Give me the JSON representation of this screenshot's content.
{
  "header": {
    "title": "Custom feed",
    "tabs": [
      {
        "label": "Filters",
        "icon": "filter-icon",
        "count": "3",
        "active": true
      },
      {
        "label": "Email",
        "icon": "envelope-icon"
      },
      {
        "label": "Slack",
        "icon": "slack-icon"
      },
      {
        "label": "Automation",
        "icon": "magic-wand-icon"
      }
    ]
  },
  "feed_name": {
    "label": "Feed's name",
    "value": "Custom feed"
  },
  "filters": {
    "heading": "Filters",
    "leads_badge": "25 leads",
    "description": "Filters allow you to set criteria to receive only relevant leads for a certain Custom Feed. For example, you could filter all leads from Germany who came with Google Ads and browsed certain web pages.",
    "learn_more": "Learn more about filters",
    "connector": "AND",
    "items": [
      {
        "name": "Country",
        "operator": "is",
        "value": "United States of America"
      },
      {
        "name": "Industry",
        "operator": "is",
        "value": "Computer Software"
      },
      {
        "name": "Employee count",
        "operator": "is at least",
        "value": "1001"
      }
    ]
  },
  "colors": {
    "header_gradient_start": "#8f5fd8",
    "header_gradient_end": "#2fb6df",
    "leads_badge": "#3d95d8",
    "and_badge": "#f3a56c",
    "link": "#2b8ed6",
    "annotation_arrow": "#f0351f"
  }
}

•••••

:: Work to do ::
Recopy the whole listing exactly.

:: The output ::
Give me the JSON representation of this screenshot's content.
{
  "header": {
    "title": "Custom feed",
    "tabs": [
      {
        "label": "Filters",
        "icon": "filter-icon",
        "count": "3",
        "active": true
      },
      {
        "label": "Email",
        "icon": "envelope-icon"
      },
      {
        "label": "Slack",
        "icon": "slack-icon"
      },
      {
        "label": "Automation",
        "icon": "magic-wand-icon"
      }
    ]
  },
  "feed_name": {
    "label": "Feed's name",
    "value": "Custom feed"
  },
  "filters": {
    "heading": "Filters",
    "leads_badge": "25 leads",
    "description": "Filters allow you to set criteria to receive only relevant leads for a certain Custom Feed. For example, you could filter all leads from Germany who came with Google Ads and browsed certain web pages.",
    "learn_more": "Learn more about filters",
    "connector": "AND",
    "items": [
      {
        "name": "Country",
        "operator": "is",
        "value": "United States of America"
      },
      {
        "name": "Industry",
        "operator": "is",
        "value": "Computer Software"
      },
      {
        "name": "Employee count",
        "operator": "is at least",
        "value": "1001"
      }
    ]
  },
  "colors": {
    "header_gradient_start": "#8f5fd8",
    "header_gradient_end": "#2fb6df",
    "leads_badge": "#3d95d8",
    "and_badge": "#f3a56c",
    "link": "#2b8ed6",
    "annotation_arrow": "#f0351f"
  }
}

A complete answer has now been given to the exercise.